**AIM OF THE TASK**
Return the count of lines that mention "nikkel", with no other words.
-- Begin --
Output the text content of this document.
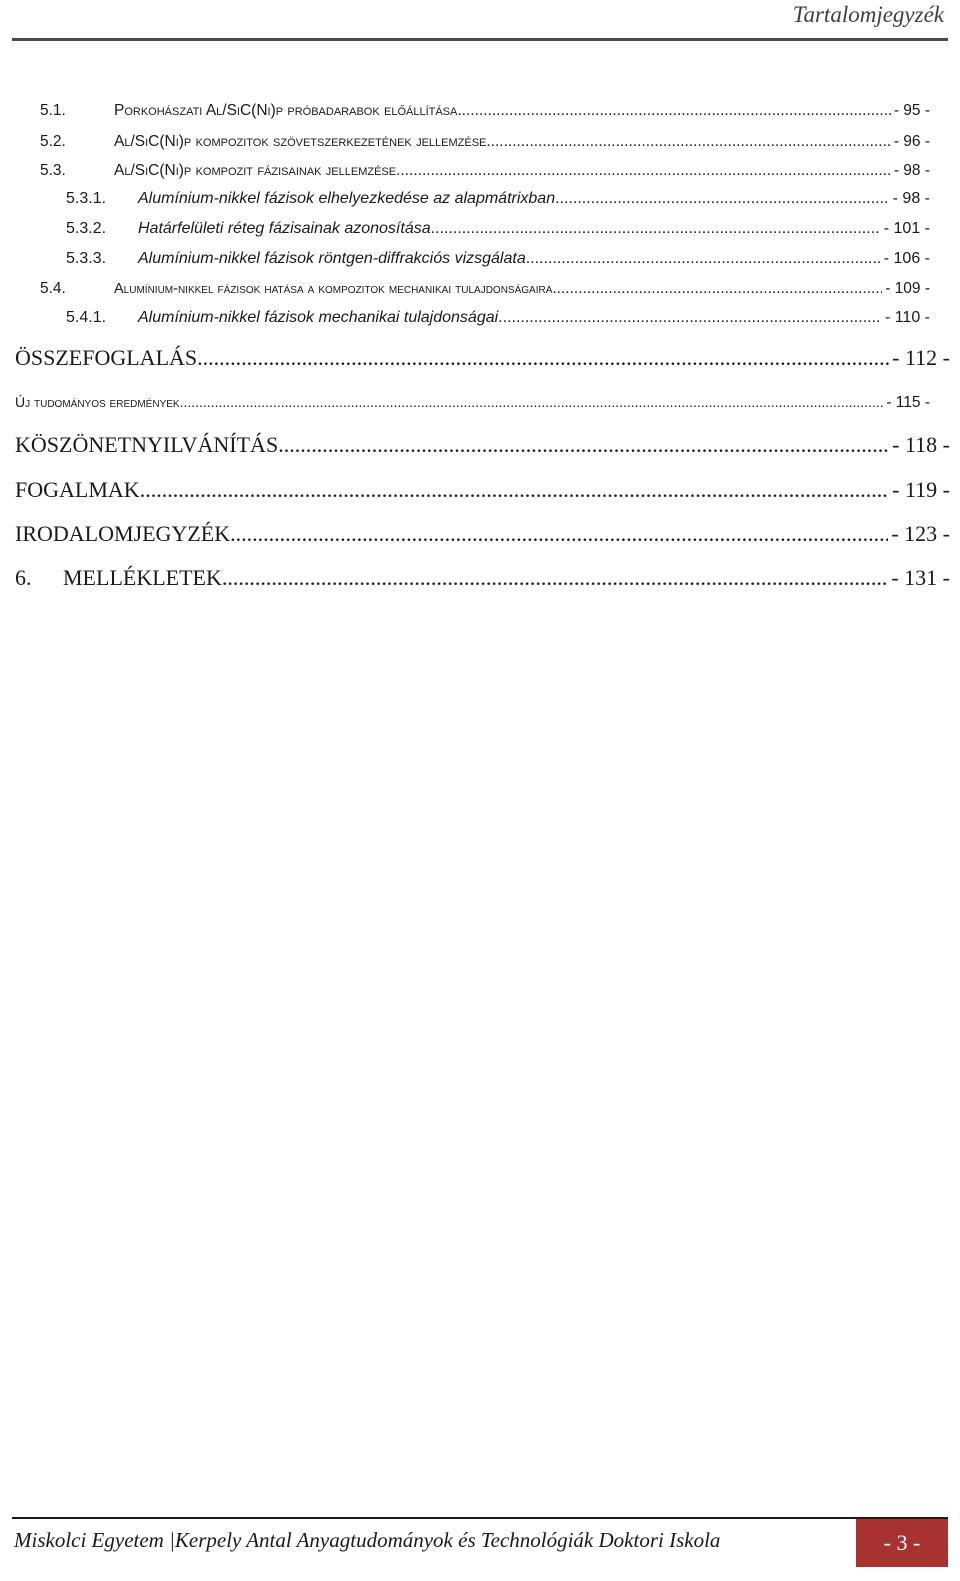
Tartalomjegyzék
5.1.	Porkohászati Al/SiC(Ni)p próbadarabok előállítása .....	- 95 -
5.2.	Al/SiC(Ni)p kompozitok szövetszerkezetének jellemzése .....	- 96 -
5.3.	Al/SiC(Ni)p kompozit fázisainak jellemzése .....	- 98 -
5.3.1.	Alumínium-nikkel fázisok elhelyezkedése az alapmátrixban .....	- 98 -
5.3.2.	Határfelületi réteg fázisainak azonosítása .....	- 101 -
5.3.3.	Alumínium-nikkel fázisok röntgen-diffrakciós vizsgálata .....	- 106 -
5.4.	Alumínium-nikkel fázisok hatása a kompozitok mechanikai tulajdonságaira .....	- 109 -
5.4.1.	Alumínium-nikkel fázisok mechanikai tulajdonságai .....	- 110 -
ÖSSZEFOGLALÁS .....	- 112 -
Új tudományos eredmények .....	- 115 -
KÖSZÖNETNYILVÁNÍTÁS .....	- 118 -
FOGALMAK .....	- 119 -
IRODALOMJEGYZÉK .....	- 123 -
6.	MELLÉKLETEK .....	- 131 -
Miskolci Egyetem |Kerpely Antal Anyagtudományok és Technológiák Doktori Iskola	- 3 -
-- End --
-- Begin --
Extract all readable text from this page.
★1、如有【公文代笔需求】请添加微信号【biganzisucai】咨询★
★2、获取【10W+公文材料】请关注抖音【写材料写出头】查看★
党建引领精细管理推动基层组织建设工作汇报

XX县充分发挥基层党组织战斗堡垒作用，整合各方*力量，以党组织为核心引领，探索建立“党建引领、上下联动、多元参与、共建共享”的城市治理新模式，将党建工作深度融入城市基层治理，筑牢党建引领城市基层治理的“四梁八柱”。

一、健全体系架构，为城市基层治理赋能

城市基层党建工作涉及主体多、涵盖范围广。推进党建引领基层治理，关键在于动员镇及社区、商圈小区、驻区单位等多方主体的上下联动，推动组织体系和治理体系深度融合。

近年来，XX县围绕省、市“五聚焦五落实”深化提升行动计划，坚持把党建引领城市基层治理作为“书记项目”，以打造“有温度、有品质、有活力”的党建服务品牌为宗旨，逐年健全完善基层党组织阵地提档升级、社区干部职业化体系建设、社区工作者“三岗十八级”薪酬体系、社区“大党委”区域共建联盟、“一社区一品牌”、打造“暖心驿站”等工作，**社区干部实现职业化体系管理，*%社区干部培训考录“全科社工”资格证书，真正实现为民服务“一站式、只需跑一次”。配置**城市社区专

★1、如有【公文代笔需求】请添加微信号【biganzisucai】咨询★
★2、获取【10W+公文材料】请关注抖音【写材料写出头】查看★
-- End --
**WRITTEN RESPONSE**
4